Task description:
Restate the whole listing exactly.

[Recorded data]
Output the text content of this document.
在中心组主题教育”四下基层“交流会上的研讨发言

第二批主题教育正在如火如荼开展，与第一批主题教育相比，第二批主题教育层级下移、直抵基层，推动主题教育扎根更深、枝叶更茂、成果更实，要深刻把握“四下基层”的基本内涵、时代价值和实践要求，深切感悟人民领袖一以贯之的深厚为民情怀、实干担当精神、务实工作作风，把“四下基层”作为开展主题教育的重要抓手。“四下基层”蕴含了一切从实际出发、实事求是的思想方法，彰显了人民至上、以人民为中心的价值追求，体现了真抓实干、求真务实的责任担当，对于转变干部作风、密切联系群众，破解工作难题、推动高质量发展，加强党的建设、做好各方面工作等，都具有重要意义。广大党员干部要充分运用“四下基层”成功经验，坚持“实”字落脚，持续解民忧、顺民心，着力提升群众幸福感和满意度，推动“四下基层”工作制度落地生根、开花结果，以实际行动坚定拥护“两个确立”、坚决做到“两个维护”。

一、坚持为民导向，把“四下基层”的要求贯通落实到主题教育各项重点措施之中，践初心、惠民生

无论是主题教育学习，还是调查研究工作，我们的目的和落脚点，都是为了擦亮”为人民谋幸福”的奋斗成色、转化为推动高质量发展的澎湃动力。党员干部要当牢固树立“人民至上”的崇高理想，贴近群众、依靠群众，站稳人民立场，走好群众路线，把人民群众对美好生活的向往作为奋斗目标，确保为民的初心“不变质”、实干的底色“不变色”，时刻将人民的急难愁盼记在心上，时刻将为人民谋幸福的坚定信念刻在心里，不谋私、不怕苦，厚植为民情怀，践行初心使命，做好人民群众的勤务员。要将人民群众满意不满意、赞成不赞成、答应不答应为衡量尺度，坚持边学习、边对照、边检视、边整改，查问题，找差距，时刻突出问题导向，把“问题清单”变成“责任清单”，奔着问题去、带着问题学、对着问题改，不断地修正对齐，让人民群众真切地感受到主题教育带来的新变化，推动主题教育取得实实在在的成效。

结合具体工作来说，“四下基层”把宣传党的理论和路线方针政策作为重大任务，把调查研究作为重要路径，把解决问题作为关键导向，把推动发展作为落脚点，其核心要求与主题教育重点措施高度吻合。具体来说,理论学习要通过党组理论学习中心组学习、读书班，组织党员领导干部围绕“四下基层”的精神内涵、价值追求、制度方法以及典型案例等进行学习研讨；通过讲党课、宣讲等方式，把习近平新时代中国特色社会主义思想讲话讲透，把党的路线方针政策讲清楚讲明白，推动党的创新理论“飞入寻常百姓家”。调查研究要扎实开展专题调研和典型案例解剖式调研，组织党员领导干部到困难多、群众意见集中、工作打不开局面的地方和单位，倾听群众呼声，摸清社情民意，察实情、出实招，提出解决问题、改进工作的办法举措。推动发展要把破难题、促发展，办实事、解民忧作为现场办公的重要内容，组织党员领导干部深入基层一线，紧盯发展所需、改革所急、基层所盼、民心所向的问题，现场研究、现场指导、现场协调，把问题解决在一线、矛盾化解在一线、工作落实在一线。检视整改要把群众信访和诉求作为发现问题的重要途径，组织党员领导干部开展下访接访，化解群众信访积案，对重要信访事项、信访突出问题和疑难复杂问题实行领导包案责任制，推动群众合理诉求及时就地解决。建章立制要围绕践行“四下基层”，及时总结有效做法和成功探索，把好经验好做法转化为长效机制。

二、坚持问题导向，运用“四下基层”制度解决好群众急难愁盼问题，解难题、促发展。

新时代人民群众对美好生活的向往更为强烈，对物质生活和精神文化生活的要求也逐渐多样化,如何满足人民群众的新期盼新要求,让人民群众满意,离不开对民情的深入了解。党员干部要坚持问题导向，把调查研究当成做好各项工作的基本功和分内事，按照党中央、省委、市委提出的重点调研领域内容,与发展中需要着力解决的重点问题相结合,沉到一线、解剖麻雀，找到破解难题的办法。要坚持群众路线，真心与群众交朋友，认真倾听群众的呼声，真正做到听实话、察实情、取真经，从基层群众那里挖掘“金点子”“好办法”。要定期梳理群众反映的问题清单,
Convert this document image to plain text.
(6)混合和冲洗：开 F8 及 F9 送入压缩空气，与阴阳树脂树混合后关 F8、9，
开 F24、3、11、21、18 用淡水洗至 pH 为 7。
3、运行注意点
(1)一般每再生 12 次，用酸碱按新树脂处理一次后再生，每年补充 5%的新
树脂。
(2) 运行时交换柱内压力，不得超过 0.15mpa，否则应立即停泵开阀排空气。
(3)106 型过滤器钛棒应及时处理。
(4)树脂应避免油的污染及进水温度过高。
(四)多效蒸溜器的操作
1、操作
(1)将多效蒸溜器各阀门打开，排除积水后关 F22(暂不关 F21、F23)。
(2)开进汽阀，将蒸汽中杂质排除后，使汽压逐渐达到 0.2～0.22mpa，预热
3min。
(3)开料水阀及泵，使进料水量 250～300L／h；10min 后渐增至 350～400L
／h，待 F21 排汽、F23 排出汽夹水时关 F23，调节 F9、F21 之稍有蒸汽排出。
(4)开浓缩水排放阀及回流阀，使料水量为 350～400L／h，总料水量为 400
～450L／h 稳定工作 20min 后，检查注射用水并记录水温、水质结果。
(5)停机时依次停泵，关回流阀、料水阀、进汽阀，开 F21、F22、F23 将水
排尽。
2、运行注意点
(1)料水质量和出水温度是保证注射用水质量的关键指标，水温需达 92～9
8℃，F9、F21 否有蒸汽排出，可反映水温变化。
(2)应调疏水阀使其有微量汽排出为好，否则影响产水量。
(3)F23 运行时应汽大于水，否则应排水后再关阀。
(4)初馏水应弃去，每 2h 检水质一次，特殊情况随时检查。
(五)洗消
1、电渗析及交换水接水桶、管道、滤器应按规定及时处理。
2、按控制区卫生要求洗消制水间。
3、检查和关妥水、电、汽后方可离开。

Correct answer:
Output the text content of this document.
在中心组主题教育”四下基层“交流会上的研讨发言

第二批主题教育正在如火如荼开展，与第一批主题教育相比，第二批主题教育层级下移、直抵基层，推动主题教育扎根更深、枝叶更茂、成果更实，要深刻把握“四下基层”的基本内涵、时代价值和实践要求，深切感悟人民领袖一以贯之的深厚为民情怀、实干担当精神、务实工作作风，把“四下基层”作为开展主题教育的重要抓手。“四下基层”蕴含了一切从实际出发、实事求是的思想方法，彰显了人民至上、以人民为中心的价值追求，体现了真抓实干、求真务实的责任担当，对于转变干部作风、密切联系群众，破解工作难题、推动高质量发展，加强党的建设、做好各方面工作等，都具有重要意义。广大党员干部要充分运用“四下基层”成功经验，坚持“实”字落脚，持续解民忧、顺民心，着力提升群众幸福感和满意度，推动“四下基层”工作制度落地生根、开花结果，以实际行动坚定拥护“两个确立”、坚决做到“两个维护”。

一、坚持为民导向，把“四下基层”的要求贯通落实到主题教育各项重点措施之中，践初心、惠民生

无论是主题教育学习，还是调查研究工作，我们的目的和落脚点，都是为了擦亮”为人民谋幸福”的奋斗成色、转化为推动高质量发展的澎湃动力。党员干部要当牢固树立“人民至上”的崇高理想，贴近群众、依靠群众，站稳人民立场，走好群众路线，把人民群众对美好生活的向往作为奋斗目标，确保为民的初心“不变质”、实干的底色“不变色”，时刻将人民的急难愁盼记在心上，时刻将为人民谋幸福的坚定信念刻在心里，不谋私、不怕苦，厚植为民情怀，践行初心使命，做好人民群众的勤务员。要将人民群众满意不满意、赞成不赞成、答应不答应为衡量尺度，坚持边学习、边对照、边检视、边整改，查问题，找差距，时刻突出问题导向，把“问题清单”变成“责任清单”，奔着问题去、带着问题学、对着问题改，不断地修正对齐，让人民群众真切地感受到主题教育带来的新变化，推动主题教育取得实实在在的成效。

结合具体工作来说，“四下基层”把宣传党的理论和路线方针政策作为重大任务，把调查研究作为重要路径，把解决问题作为关键导向，把推动发展作为落脚点，其核心要求与主题教育重点措施高度吻合。具体来说,理论学习要通过党组理论学习中心组学习、读书班，组织党员领导干部围绕“四下基层”的精神内涵、价值追求、制度方法以及典型案例等进行学习研讨；通过讲党课、宣讲等方式，把习近平新时代中国特色社会主义思想讲话讲透，把党的路线方针政策讲清楚讲明白，推动党的创新理论“飞入寻常百姓家”。调查研究要扎实开展专题调研和典型案例解剖式调研，组织党员领导干部到困难多、群众意见集中、工作打不开局面的地方和单位，倾听群众呼声，摸清社情民意，察实情、出实招，提出解决问题、改进工作的办法举措。推动发展要把破难题、促发展，办实事、解民忧作为现场办公的重要内容，组织党员领导干部深入基层一线，紧盯发展所需、改革所急、基层所盼、民心所向的问题，现场研究、现场指导、现场协调，把问题解决在一线、矛盾化解在一线、工作落实在一线。检视整改要把群众信访和诉求作为发现问题的重要途径，组织党员领导干部开展下访接访，化解群众信访积案，对重要信访事项、信访突出问题和疑难复杂问题实行领导包案责任制，推动群众合理诉求及时就地解决。建章立制要围绕践行“四下基层”，及时总结有效做法和成功探索，把好经验好做法转化为长效机制。

二、坚持问题导向，运用“四下基层”制度解决好群众急难愁盼问题，解难题、促发展。

新时代人民群众对美好生活的向往更为强烈，对物质生活和精神文化生活的要求也逐渐多样化,如何满足人民群众的新期盼新要求,让人民群众满意,离不开对民情的深入了解。党员干部要坚持问题导向，把调查研究当成做好各项工作的基本功和分内事，按照党中央、省委、市委提出的重点调研领域内容,与发展中需要着力解决的重点问题相结合,沉到一线、解剖麻雀，找到破解难题的办法。要坚持群众路线，真心与群众交朋友，认真倾听群众的呼声，真正做到听实话、察实情、取真经，从基层群众那里挖掘“金点子”“好办法”。要定期梳理群众反映的问题清单,
Convert this document image to plain text.
(6)混合和冲洗：开 F8 及 F9 送入压缩空气，与阴阳树脂树混合后关 F8、9，
开 F24、3、11、21、18 用淡水洗至 pH 为 7。
3、运行注意点
(1)一般每再生 12 次，用酸碱按新树脂处理一次后再生，每年补充 5%的新
树脂。
(2) 运行时交换柱内压力，不得超过 0.15mpa，否则应立即停泵开阀排空气。
(3)106 型过滤器钛棒应及时处理。
(4)树脂应避免油的污染及进水温度过高。
(四)多效蒸溜器的操作
1、操作
(1)将多效蒸溜器各阀门打开，排除积水后关 F22(暂不关 F21、F23)。
(2)开进汽阀，将蒸汽中杂质排除后，使汽压逐渐达到 0.2～0.22mpa，预热
3min。
(3)开料水阀及泵，使进料水量 250～300L／h；10min 后渐增至 350～400L
／h，待 F21 排汽、F23 排出汽夹水时关 F23，调节 F9、F21 之稍有蒸汽排出。
(4)开浓缩水排放阀及回流阀，使料水量为 350～400L／h，总料水量为 400
～450L／h 稳定工作 20min 后，检查注射用水并记录水温、水质结果。
(5)停机时依次停泵，关回流阀、料水阀、进汽阀，开 F21、F22、F23 将水
排尽。
2、运行注意点
(1)料水质量和出水温度是保证注射用水质量的关键指标，水温需达 92～9
8℃，F9、F21 否有蒸汽排出，可反映水温变化。
(2)应调疏水阀使其有微量汽排出为好，否则影响产水量。
(3)F23 运行时应汽大于水，否则应排水后再关阀。
(4)初馏水应弃去，每 2h 检水质一次，特殊情况随时检查。
(五)洗消
1、电渗析及交换水接水桶、管道、滤器应按规定及时处理。
2、按控制区卫生要求洗消制水间。
3、检查和关妥水、电、汽后方可离开。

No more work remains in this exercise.